### STATED EXERCISE
Copy each line that contains the word "包括边界".

### RECORDS FOR PROCESSING
* begin *

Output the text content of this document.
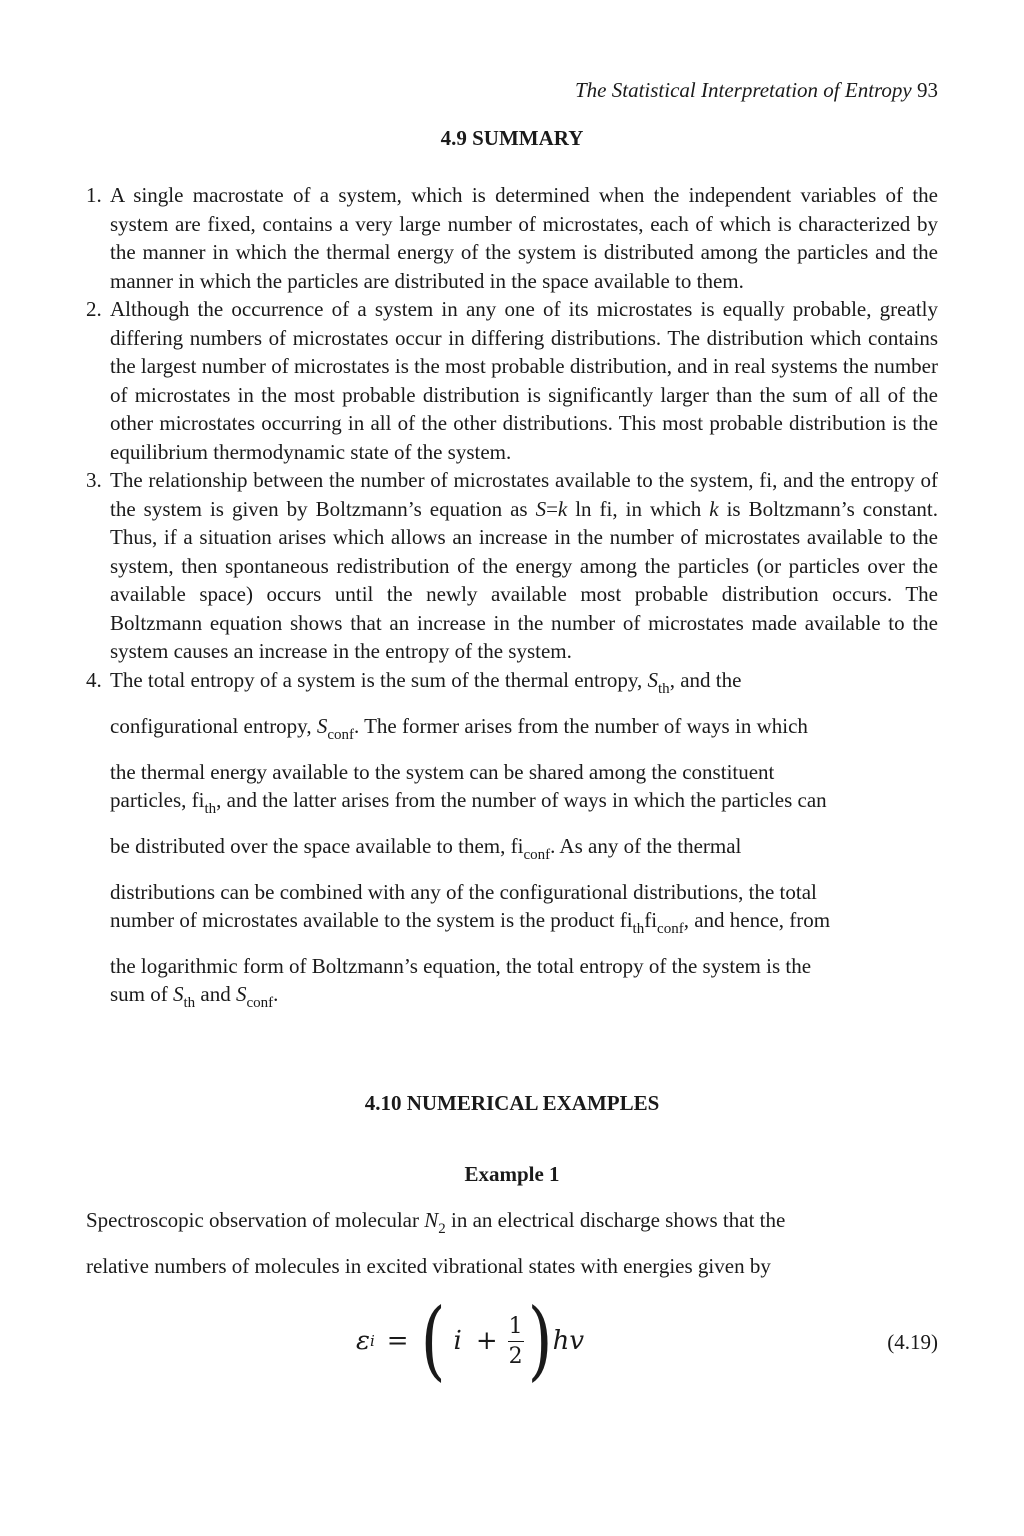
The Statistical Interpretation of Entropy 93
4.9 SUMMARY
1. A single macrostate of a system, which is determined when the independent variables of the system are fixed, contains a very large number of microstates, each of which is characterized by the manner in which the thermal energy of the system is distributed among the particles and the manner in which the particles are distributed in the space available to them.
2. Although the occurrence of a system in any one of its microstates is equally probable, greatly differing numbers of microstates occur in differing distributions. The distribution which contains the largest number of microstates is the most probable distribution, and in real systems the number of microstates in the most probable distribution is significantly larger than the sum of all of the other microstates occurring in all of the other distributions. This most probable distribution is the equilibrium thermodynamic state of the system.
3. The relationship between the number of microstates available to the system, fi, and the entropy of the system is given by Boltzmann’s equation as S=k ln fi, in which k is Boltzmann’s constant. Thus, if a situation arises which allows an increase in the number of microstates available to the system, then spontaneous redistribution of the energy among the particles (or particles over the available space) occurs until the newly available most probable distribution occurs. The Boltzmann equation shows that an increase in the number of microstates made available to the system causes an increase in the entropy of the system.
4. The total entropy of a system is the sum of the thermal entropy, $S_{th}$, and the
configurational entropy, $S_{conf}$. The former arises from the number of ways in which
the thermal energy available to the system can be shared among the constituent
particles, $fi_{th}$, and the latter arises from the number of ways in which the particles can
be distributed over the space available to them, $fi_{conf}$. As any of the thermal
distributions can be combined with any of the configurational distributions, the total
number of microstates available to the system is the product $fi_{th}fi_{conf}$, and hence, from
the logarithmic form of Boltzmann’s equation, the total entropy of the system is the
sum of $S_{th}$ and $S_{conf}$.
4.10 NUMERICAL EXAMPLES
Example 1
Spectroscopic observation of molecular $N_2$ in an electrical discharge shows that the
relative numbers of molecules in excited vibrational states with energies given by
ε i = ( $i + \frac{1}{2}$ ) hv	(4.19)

* end *
* begin *

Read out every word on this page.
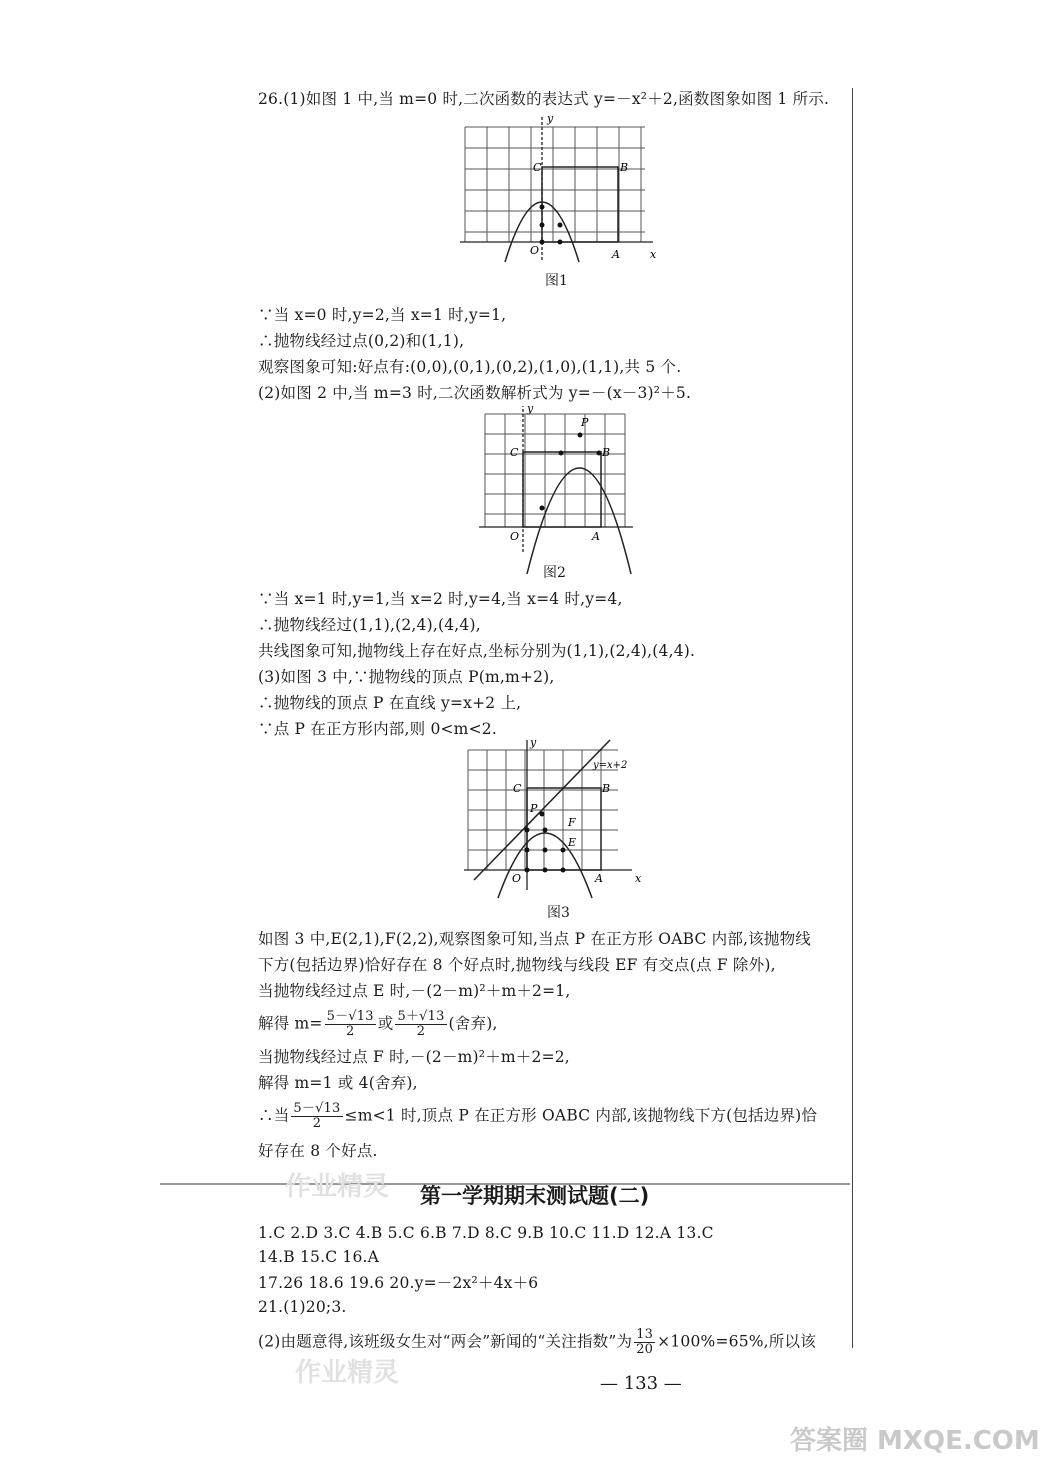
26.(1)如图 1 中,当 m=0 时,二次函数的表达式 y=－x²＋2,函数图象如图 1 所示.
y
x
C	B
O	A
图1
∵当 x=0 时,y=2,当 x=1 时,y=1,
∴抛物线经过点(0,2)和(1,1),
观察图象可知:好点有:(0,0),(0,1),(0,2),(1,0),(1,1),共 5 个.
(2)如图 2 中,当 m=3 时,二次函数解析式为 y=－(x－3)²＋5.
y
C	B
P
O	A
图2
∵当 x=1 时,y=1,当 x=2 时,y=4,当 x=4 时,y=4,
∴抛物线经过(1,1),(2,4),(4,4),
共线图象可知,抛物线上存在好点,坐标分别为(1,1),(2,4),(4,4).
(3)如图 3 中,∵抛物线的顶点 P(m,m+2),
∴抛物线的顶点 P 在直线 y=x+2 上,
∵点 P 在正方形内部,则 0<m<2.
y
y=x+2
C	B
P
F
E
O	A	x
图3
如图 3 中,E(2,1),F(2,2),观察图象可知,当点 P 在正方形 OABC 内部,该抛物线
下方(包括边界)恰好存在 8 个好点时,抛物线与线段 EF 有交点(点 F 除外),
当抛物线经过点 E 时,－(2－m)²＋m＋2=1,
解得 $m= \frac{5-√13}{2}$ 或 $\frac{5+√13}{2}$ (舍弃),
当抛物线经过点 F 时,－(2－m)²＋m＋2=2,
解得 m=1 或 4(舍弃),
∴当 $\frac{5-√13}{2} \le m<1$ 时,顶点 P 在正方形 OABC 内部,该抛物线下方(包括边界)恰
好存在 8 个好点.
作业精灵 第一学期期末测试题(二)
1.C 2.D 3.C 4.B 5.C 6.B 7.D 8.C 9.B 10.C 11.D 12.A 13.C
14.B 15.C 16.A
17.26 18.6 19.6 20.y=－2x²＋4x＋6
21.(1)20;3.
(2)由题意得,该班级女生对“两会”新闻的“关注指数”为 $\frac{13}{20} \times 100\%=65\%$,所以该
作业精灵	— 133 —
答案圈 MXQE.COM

* end *
* begin *

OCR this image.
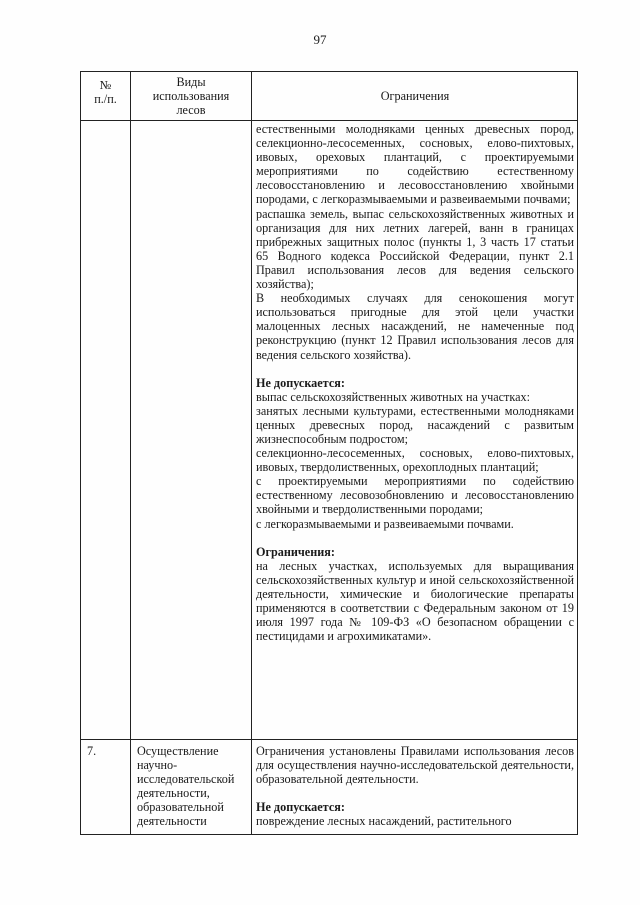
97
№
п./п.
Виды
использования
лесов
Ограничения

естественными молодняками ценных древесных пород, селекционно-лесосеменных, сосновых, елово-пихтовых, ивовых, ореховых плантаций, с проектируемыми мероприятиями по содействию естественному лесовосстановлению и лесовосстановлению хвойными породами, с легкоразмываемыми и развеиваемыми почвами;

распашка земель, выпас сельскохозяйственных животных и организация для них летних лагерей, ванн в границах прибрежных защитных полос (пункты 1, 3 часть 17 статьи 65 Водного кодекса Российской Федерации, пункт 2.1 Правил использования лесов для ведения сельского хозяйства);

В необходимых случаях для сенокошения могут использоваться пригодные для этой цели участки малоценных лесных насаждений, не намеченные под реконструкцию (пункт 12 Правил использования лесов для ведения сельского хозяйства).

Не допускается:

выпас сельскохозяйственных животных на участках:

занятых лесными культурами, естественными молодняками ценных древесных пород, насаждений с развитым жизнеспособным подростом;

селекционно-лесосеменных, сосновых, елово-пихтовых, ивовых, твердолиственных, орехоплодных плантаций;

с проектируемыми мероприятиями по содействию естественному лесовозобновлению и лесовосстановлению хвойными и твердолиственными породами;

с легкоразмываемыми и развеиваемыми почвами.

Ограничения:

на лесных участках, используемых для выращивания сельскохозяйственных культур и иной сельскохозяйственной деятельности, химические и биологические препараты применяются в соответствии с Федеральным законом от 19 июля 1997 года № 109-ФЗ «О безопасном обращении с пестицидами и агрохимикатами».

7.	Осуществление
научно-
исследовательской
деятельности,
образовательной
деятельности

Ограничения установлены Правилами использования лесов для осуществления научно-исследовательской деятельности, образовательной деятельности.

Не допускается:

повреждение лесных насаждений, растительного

* end *

### RESULT OF THE EXERCISE
下方(包括边界)恰好存在 8 个好点时,抛物线与线段 EF 有交点(点 F 除外),
∴当 $\frac{5-√13}{2} \le m<1$ 时,顶点 P 在正方形 OABC 内部,该抛物线下方(包括边界)恰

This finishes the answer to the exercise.